• What is required: Copy all lines that contain the word "Setup".

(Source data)
>> BEGIN
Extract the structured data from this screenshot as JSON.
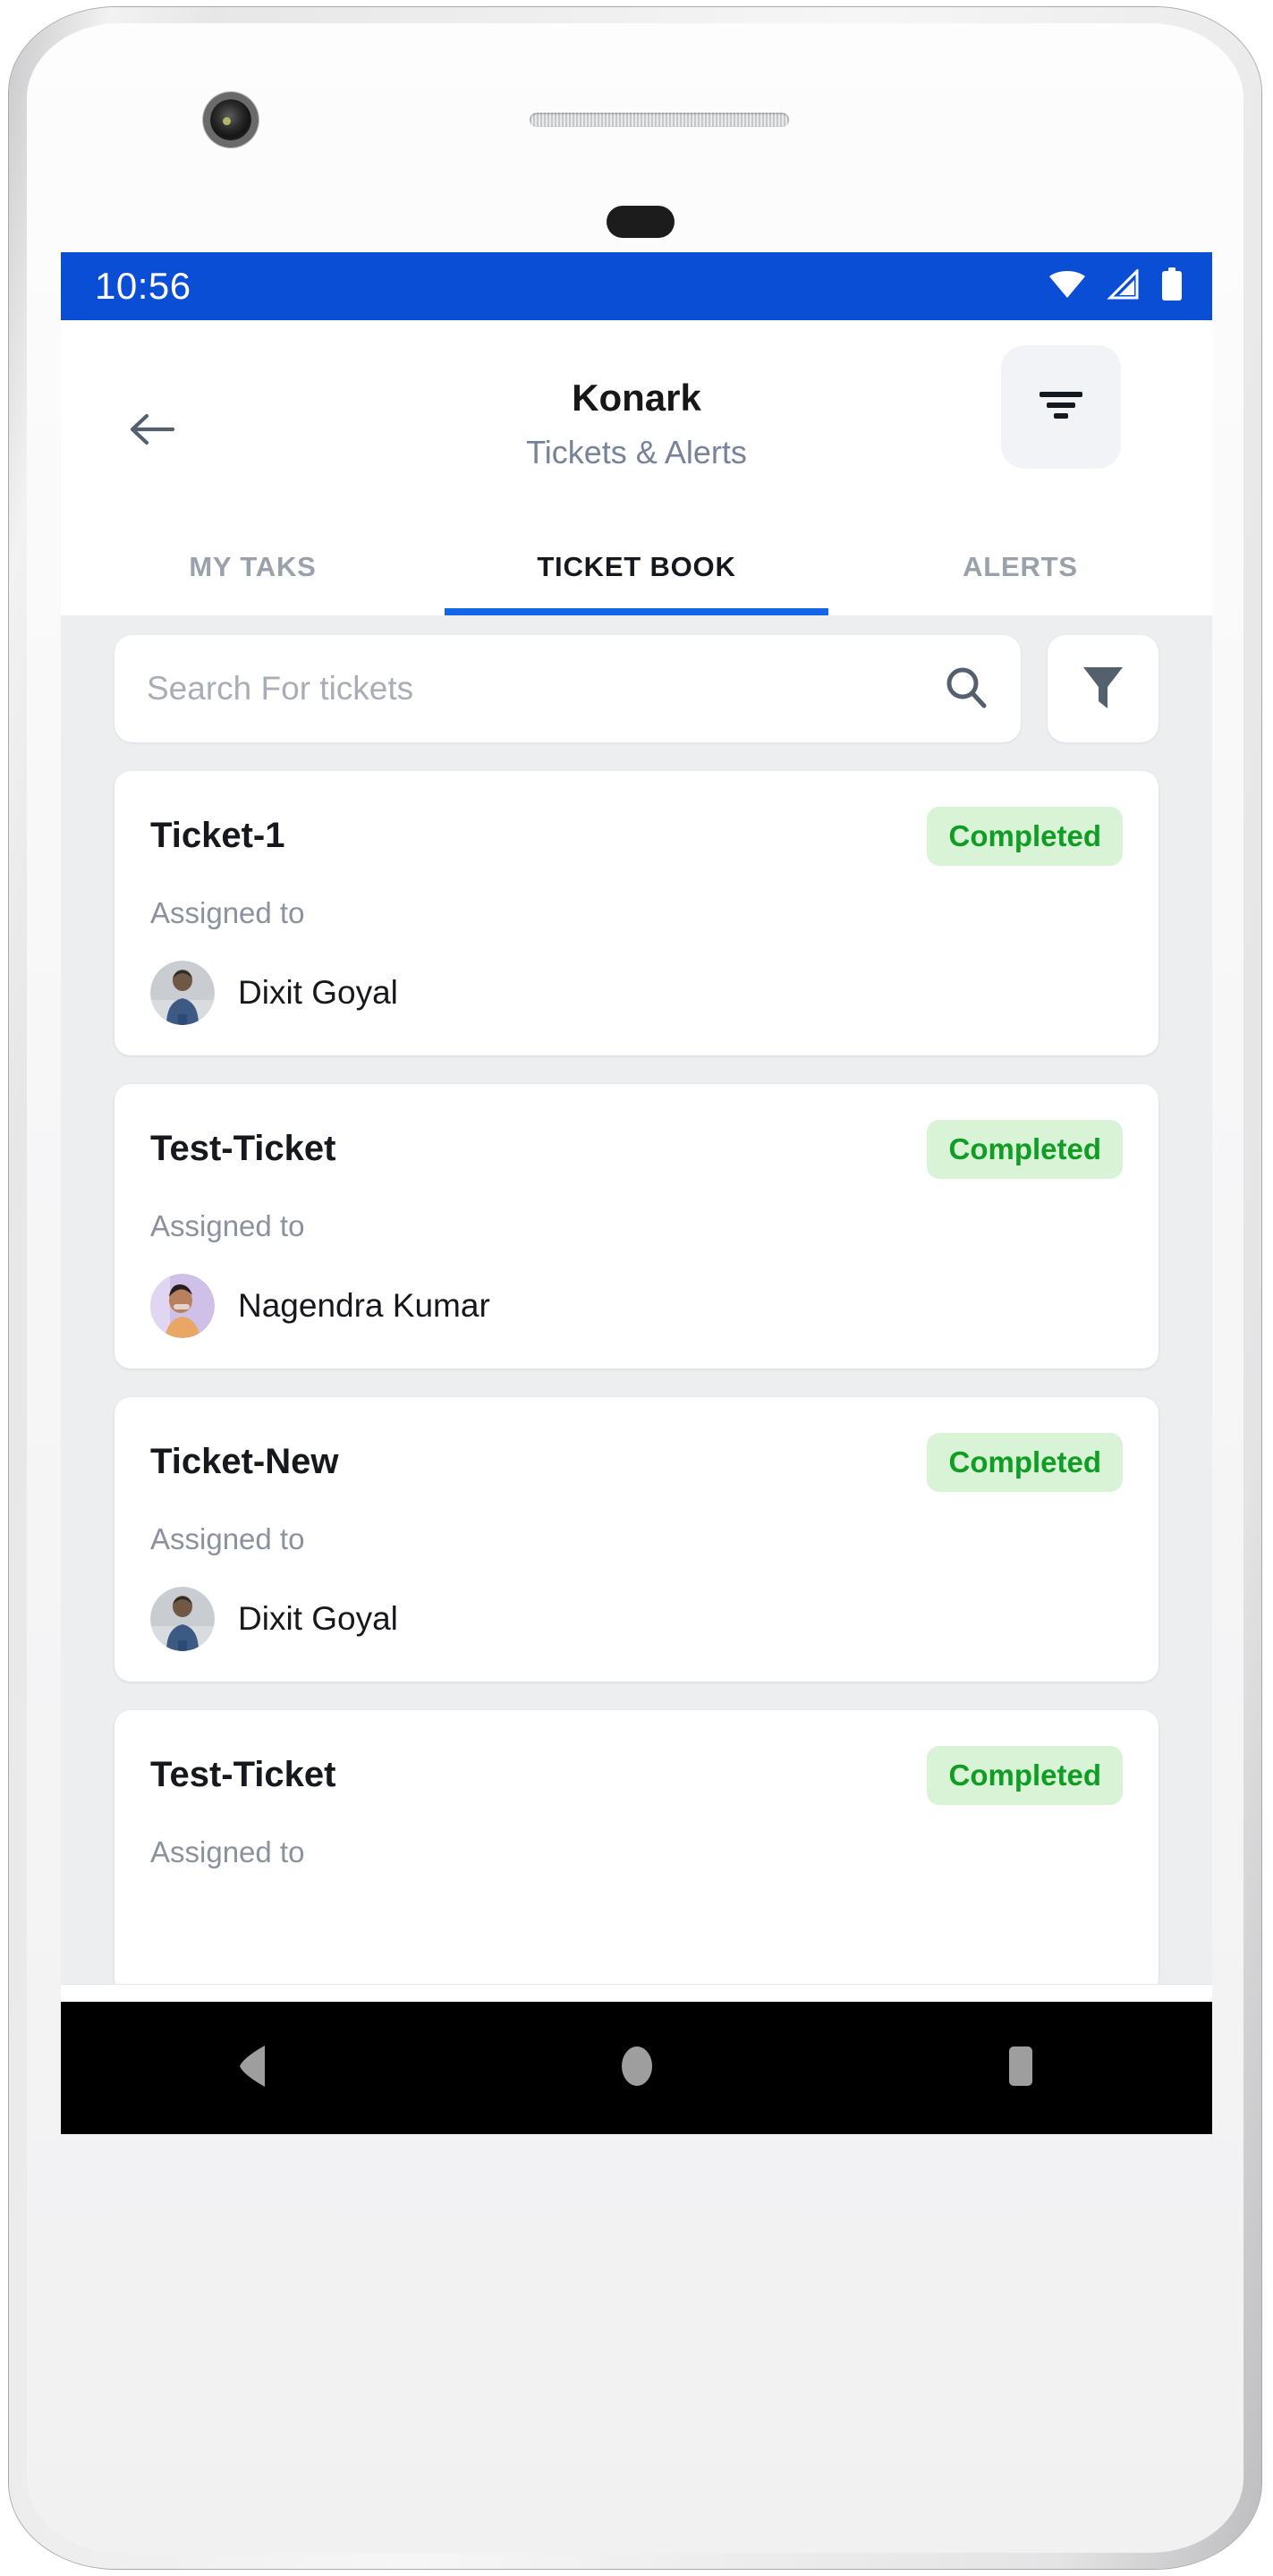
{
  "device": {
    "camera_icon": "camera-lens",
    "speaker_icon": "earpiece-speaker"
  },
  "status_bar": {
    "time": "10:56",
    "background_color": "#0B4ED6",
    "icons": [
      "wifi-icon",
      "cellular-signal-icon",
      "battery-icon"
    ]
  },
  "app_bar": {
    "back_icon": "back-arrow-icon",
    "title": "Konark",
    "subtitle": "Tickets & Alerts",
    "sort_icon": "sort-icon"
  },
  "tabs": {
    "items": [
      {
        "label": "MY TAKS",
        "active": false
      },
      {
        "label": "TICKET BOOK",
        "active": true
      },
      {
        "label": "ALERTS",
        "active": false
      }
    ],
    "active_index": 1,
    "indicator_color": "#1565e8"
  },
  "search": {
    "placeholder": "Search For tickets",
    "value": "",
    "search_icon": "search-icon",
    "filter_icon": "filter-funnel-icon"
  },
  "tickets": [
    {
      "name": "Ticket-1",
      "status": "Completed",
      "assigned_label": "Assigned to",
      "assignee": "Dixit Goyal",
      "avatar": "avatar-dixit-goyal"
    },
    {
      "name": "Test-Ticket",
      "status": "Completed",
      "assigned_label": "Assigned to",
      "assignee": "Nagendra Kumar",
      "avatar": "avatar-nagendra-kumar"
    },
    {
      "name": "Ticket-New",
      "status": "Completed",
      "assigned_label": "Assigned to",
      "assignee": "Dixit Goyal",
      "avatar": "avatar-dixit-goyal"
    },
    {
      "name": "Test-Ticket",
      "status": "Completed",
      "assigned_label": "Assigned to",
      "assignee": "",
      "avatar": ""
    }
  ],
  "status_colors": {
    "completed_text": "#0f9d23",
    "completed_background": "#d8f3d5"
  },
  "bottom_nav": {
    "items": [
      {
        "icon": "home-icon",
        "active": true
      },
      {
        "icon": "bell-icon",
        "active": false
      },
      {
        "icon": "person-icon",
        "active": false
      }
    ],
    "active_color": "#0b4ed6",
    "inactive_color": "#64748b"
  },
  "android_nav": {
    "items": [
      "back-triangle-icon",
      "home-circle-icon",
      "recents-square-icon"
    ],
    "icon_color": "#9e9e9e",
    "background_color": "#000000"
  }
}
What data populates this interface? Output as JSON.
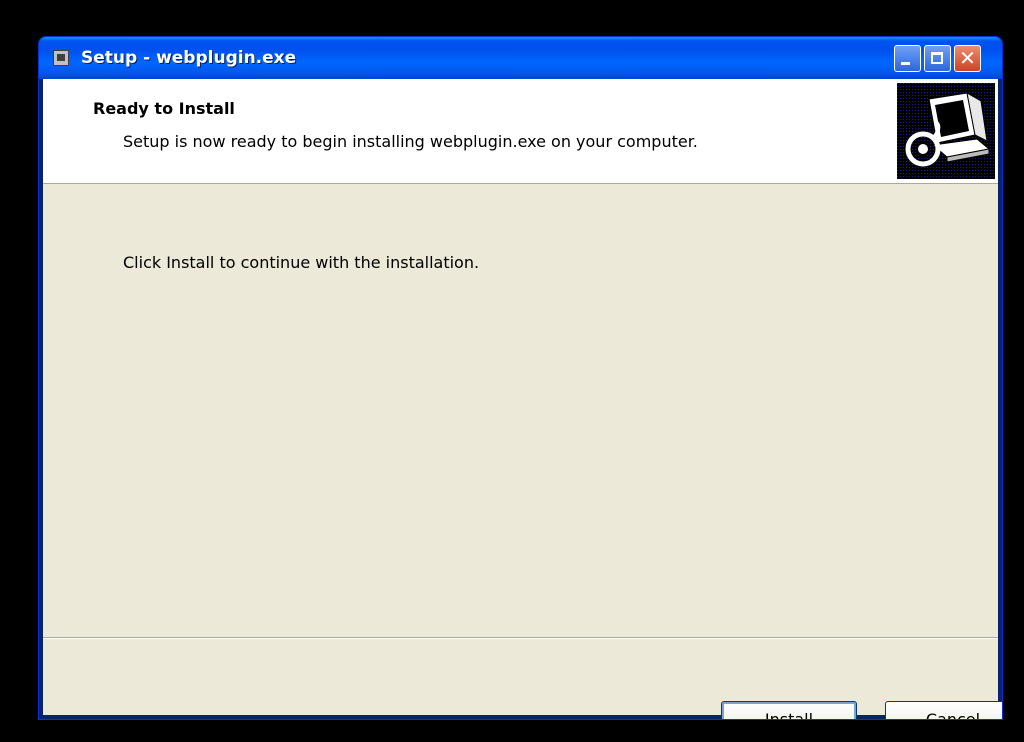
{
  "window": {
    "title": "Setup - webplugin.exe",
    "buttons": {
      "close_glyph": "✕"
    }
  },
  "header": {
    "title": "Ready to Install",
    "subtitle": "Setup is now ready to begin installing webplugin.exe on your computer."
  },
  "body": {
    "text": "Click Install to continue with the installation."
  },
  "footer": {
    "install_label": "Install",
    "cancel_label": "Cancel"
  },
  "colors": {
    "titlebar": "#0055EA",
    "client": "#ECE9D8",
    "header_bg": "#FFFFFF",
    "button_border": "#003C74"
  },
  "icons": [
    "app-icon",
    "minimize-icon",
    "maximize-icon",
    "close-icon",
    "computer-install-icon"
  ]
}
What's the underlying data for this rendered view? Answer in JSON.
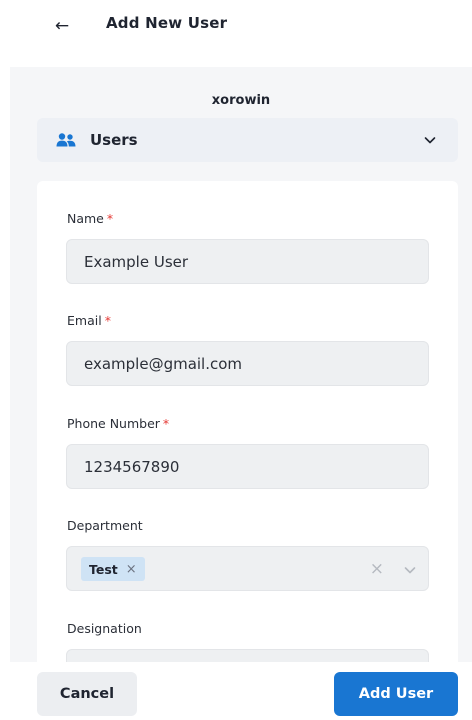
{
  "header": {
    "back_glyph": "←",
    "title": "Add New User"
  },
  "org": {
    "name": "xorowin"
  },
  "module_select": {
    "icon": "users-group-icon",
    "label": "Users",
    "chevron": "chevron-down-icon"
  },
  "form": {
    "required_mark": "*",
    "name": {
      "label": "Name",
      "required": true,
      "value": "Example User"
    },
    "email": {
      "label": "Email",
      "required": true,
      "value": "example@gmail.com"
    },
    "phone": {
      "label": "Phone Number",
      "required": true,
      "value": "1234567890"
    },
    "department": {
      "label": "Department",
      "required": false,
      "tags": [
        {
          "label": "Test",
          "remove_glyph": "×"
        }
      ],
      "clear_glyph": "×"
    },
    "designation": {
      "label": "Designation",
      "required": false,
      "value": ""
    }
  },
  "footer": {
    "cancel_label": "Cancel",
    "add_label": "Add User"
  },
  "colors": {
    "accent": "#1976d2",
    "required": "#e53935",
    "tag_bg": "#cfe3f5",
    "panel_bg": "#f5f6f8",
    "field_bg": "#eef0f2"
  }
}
>> END
• Solution for this exercise:
    "title": "Setup - webplugin.exe",
    "subtitle": "Setup is now ready to begin installing webplugin.exe on your computer."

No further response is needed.